++++ EXTRACTED ENTRIES

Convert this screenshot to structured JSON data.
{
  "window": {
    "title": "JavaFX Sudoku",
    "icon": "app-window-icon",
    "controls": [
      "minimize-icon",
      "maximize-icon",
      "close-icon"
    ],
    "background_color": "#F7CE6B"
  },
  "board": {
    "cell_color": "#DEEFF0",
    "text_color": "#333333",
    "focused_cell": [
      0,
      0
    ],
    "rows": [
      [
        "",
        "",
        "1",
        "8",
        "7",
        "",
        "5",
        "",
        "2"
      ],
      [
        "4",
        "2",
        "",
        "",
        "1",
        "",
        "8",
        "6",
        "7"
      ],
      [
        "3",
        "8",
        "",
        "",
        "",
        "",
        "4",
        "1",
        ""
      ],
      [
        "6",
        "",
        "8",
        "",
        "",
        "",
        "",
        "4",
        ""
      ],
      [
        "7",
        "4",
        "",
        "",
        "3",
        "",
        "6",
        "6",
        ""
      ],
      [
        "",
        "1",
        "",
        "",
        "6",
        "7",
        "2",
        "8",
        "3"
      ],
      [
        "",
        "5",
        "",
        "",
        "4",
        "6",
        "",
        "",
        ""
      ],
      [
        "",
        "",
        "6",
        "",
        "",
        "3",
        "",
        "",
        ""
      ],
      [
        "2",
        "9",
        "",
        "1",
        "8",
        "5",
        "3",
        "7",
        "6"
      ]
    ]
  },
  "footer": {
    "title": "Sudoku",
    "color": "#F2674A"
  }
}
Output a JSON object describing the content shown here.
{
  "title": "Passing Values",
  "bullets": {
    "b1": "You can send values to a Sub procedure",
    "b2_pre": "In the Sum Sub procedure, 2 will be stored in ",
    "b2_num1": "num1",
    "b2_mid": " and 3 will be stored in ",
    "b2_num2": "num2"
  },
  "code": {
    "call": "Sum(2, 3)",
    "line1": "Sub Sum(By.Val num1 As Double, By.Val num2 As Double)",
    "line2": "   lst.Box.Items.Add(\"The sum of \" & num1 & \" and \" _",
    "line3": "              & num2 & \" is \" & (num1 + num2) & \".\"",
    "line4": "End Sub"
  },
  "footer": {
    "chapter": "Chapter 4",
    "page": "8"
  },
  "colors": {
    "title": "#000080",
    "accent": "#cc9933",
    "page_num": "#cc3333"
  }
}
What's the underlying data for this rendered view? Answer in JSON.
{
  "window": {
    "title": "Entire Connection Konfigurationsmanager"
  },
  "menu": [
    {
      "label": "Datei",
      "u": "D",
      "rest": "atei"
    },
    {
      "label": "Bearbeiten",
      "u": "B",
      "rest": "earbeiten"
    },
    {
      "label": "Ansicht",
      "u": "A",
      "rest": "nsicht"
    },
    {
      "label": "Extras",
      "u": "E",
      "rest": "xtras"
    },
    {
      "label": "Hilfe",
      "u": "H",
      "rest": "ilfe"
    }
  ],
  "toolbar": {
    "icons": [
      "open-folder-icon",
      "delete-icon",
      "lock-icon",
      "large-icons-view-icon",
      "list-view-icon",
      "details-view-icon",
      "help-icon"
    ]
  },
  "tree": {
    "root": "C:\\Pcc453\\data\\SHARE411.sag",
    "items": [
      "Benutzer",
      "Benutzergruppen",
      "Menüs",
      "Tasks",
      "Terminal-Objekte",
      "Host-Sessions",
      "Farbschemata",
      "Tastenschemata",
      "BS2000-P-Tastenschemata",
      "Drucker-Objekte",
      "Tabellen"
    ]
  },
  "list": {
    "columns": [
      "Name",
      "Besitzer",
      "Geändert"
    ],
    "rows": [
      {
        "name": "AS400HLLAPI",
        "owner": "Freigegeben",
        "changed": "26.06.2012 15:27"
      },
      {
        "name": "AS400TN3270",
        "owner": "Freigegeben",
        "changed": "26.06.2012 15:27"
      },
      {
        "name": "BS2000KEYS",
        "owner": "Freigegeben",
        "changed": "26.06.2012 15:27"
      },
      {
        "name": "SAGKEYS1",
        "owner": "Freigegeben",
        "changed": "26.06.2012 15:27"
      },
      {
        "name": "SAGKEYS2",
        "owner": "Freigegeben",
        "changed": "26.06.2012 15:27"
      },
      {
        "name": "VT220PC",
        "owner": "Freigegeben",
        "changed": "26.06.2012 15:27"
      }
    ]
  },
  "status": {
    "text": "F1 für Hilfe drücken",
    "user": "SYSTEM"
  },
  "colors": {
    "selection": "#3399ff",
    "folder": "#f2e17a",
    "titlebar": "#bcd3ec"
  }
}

++++++++

Reproduce every entry shown above, precisely as it stands.

Convert this screenshot to structured JSON data.
{
  "window": {
    "title": "JavaFX Sudoku",
    "icon": "app-window-icon",
    "controls": [
      "minimize-icon",
      "maximize-icon",
      "close-icon"
    ],
    "background_color": "#F7CE6B"
  },
  "board": {
    "cell_color": "#DEEFF0",
    "text_color": "#333333",
    "focused_cell": [
      0,
      0
    ],
    "rows": [
      [
        "",
        "",
        "1",
        "8",
        "7",
        "",
        "5",
        "",
        "2"
      ],
      [
        "4",
        "2",
        "",
        "",
        "1",
        "",
        "8",
        "6",
        "7"
      ],
      [
        "3",
        "8",
        "",
        "",
        "",
        "",
        "4",
        "1",
        ""
      ],
      [
        "6",
        "",
        "8",
        "",
        "",
        "",
        "",
        "4",
        ""
      ],
      [
        "7",
        "4",
        "",
        "",
        "3",
        "",
        "6",
        "6",
        ""
      ],
      [
        "",
        "1",
        "",
        "",
        "6",
        "7",
        "2",
        "8",
        "3"
      ],
      [
        "",
        "5",
        "",
        "",
        "4",
        "6",
        "",
        "",
        ""
      ],
      [
        "",
        "",
        "6",
        "",
        "",
        "3",
        "",
        "",
        ""
      ],
      [
        "2",
        "9",
        "",
        "1",
        "8",
        "5",
        "3",
        "7",
        "6"
      ]
    ]
  },
  "footer": {
    "title": "Sudoku",
    "color": "#F2674A"
  }
}
Output a JSON object describing the content shown here.
{
  "title": "Passing Values",
  "bullets": {
    "b1": "You can send values to a Sub procedure",
    "b2_pre": "In the Sum Sub procedure, 2 will be stored in ",
    "b2_num1": "num1",
    "b2_mid": " and 3 will be stored in ",
    "b2_num2": "num2"
  },
  "code": {
    "call": "Sum(2, 3)",
    "line1": "Sub Sum(By.Val num1 As Double, By.Val num2 As Double)",
    "line2": "   lst.Box.Items.Add(\"The sum of \" & num1 & \" and \" _",
    "line3": "              & num2 & \" is \" & (num1 + num2) & \".\"",
    "line4": "End Sub"
  },
  "footer": {
    "chapter": "Chapter 4",
    "page": "8"
  },
  "colors": {
    "title": "#000080",
    "accent": "#cc9933",
    "page_num": "#cc3333"
  }
}
What's the underlying data for this rendered view? Answer in JSON.
{
  "window": {
    "title": "Entire Connection Konfigurationsmanager"
  },
  "menu": [
    {
      "label": "Datei",
      "u": "D",
      "rest": "atei"
    },
    {
      "label": "Bearbeiten",
      "u": "B",
      "rest": "earbeiten"
    },
    {
      "label": "Ansicht",
      "u": "A",
      "rest": "nsicht"
    },
    {
      "label": "Extras",
      "u": "E",
      "rest": "xtras"
    },
    {
      "label": "Hilfe",
      "u": "H",
      "rest": "ilfe"
    }
  ],
  "toolbar": {
    "icons": [
      "open-folder-icon",
      "delete-icon",
      "lock-icon",
      "large-icons-view-icon",
      "list-view-icon",
      "details-view-icon",
      "help-icon"
    ]
  },
  "tree": {
    "root": "C:\\Pcc453\\data\\SHARE411.sag",
    "items": [
      "Benutzer",
      "Benutzergruppen",
      "Menüs",
      "Tasks",
      "Terminal-Objekte",
      "Host-Sessions",
      "Farbschemata",
      "Tastenschemata",
      "BS2000-P-Tastenschemata",
      "Drucker-Objekte",
      "Tabellen"
    ]
  },
  "list": {
    "columns": [
      "Name",
      "Besitzer",
      "Geändert"
    ],
    "rows": [
      {
        "name": "AS400HLLAPI",
        "owner": "Freigegeben",
        "changed": "26.06.2012 15:27"
      },
      {
        "name": "AS400TN3270",
        "owner": "Freigegeben",
        "changed": "26.06.2012 15:27"
      },
      {
        "name": "BS2000KEYS",
        "owner": "Freigegeben",
        "changed": "26.06.2012 15:27"
      },
      {
        "name": "SAGKEYS1",
        "owner": "Freigegeben",
        "changed": "26.06.2012 15:27"
      },
      {
        "name": "SAGKEYS2",
        "owner": "Freigegeben",
        "changed": "26.06.2012 15:27"
      },
      {
        "name": "VT220PC",
        "owner": "Freigegeben",
        "changed": "26.06.2012 15:27"
      }
    ]
  },
  "status": {
    "text": "F1 für Hilfe drücken",
    "user": "SYSTEM"
  },
  "colors": {
    "selection": "#3399ff",
    "folder": "#f2e17a",
    "titlebar": "#bcd3ec"
  }
}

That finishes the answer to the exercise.